EXERCISE AIM: Pick out every line that holds the string "true" and copy it.

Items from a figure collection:

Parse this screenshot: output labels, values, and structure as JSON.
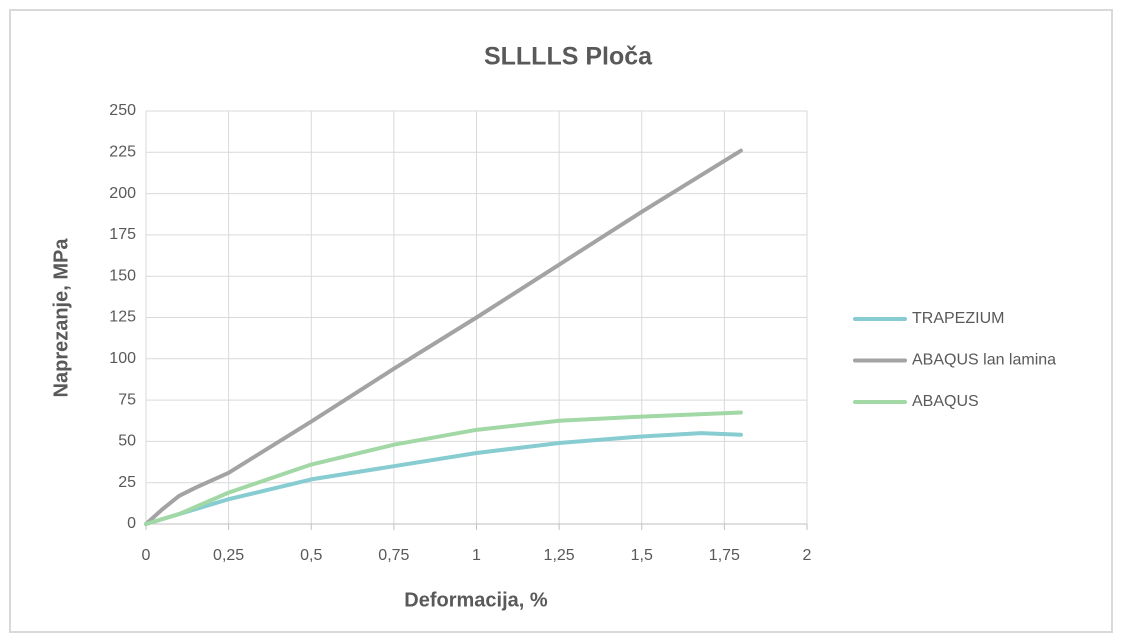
{
  "chart_data": {
    "type": "line",
    "title": "SLLLLS Ploča",
    "xlabel": "Deformacija, %",
    "ylabel": "Naprezanje, MPa",
    "xlim": [
      0,
      2
    ],
    "ylim": [
      0,
      250
    ],
    "xticks": [
      0,
      {
        "value": 0.25,
        "label": "0,25"
      },
      {
        "value": 0.5,
        "label": "0,5"
      },
      {
        "value": 0.75,
        "label": "0,75"
      },
      1,
      {
        "value": 1.25,
        "label": "1,25"
      },
      {
        "value": 1.5,
        "label": "1,5"
      },
      {
        "value": 1.75,
        "label": "1,75"
      },
      2
    ],
    "yticks": [
      0,
      25,
      50,
      75,
      100,
      125,
      150,
      175,
      200,
      225,
      250
    ],
    "grid": true,
    "legend": "right",
    "series": [
      {
        "name": "TRAPEZIUM",
        "color": "#86ccd0",
        "x": [
          0,
          0.1,
          0.25,
          0.5,
          0.75,
          1,
          1.25,
          1.5,
          1.68,
          1.8
        ],
        "values": [
          0,
          6,
          15,
          27,
          35,
          43,
          49,
          53,
          55,
          54
        ]
      },
      {
        "name": "ABAQUS lan lamina",
        "color": "#a3a3a3",
        "x": [
          0,
          0.05,
          0.1,
          0.15,
          0.25,
          0.5,
          0.75,
          1,
          1.25,
          1.5,
          1.8
        ],
        "values": [
          0,
          9,
          17,
          22,
          31,
          62,
          94,
          125,
          157,
          189,
          226
        ]
      },
      {
        "name": "ABAQUS",
        "color": "#a1d8a5",
        "x": [
          0,
          0.1,
          0.25,
          0.5,
          0.75,
          1,
          1.25,
          1.5,
          1.8
        ],
        "values": [
          0,
          6,
          19,
          36,
          48,
          57,
          62.5,
          65,
          67.5
        ]
      }
    ]
  }
}
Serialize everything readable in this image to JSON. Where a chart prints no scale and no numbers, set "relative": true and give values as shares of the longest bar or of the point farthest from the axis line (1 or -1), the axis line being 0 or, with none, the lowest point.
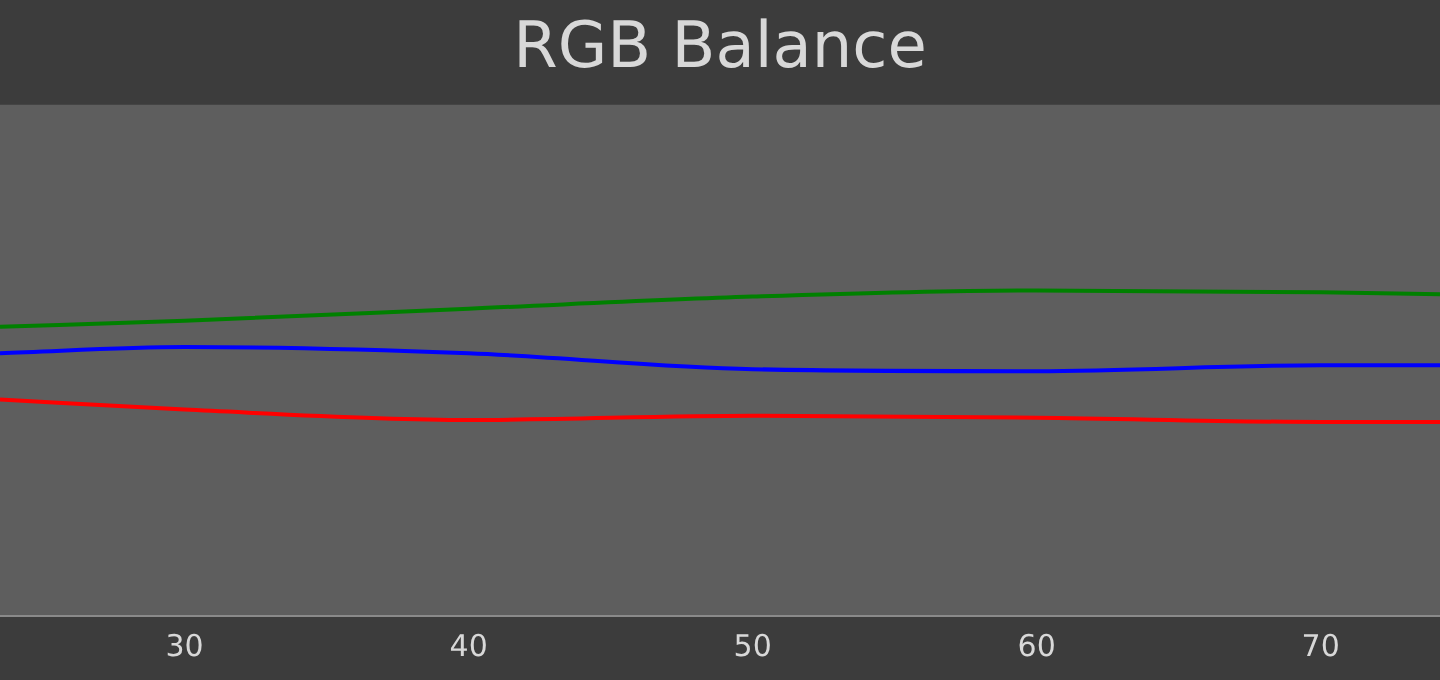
{
  "chart_data": {
    "type": "line",
    "title": "RGB Balance",
    "relative": true,
    "x": [
      23.5,
      30,
      40,
      50,
      60,
      70,
      74.2
    ],
    "xlim": [
      23.5,
      74.2
    ],
    "xticks": [
      30,
      40,
      50,
      60,
      70
    ],
    "legend": false,
    "series": [
      {
        "color": "#ff0000",
        "values": [
          0.665,
          0.634,
          0.602,
          0.615,
          0.609,
          0.596,
          0.596
        ]
      },
      {
        "color": "#008000",
        "values": [
          0.888,
          0.907,
          0.944,
          0.981,
          1.0,
          0.994,
          0.988
        ]
      },
      {
        "color": "#0000ff",
        "values": [
          0.807,
          0.826,
          0.807,
          0.758,
          0.752,
          0.77,
          0.77
        ]
      }
    ]
  }
}
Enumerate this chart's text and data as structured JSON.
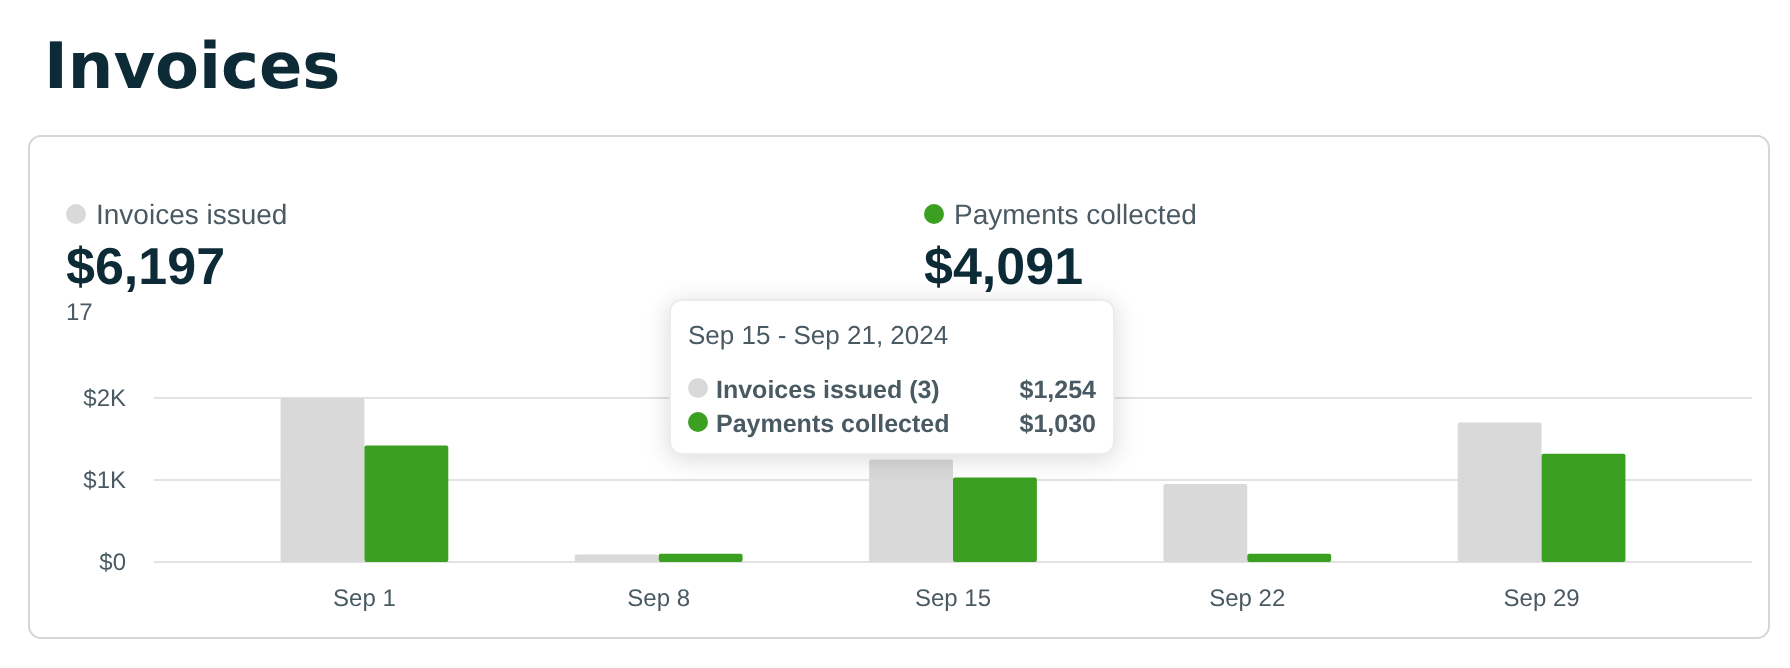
{
  "chart_data": {
    "type": "bar",
    "title": "Invoices",
    "categories": [
      "Sep 1",
      "Sep 8",
      "Sep 15",
      "Sep 22",
      "Sep 29"
    ],
    "series": [
      {
        "name": "Invoices issued",
        "color": "#d9d9d9",
        "values": [
          2000,
          90,
          1250,
          950,
          1700
        ]
      },
      {
        "name": "Payments collected",
        "color": "#3ba022",
        "values": [
          1420,
          100,
          1030,
          100,
          1320
        ]
      }
    ],
    "ylim": [
      0,
      2000
    ],
    "yticks": [
      {
        "value": 0,
        "label": "$0"
      },
      {
        "value": 1000,
        "label": "$1K"
      },
      {
        "value": 2000,
        "label": "$2K"
      }
    ],
    "grid": "y",
    "legend": "top",
    "annotations": [
      "$6,197",
      "17",
      "$4,091",
      "Sep 15 - Sep 21, 2024",
      "Invoices issued (3)",
      "Payments collected",
      "$1,254",
      "$1,030"
    ]
  }
}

OUTPUT FOR THIS TASK:
    "grid": true,
Serialize everything readable in this image to JSON. Where a chart prints no scale and no numbers, set "relative": true and give values as shares of the longest bar or of the point farthest from the axis line (1 or -1), the axis line being 0 or, with none, the lowest point.
    "relative": true,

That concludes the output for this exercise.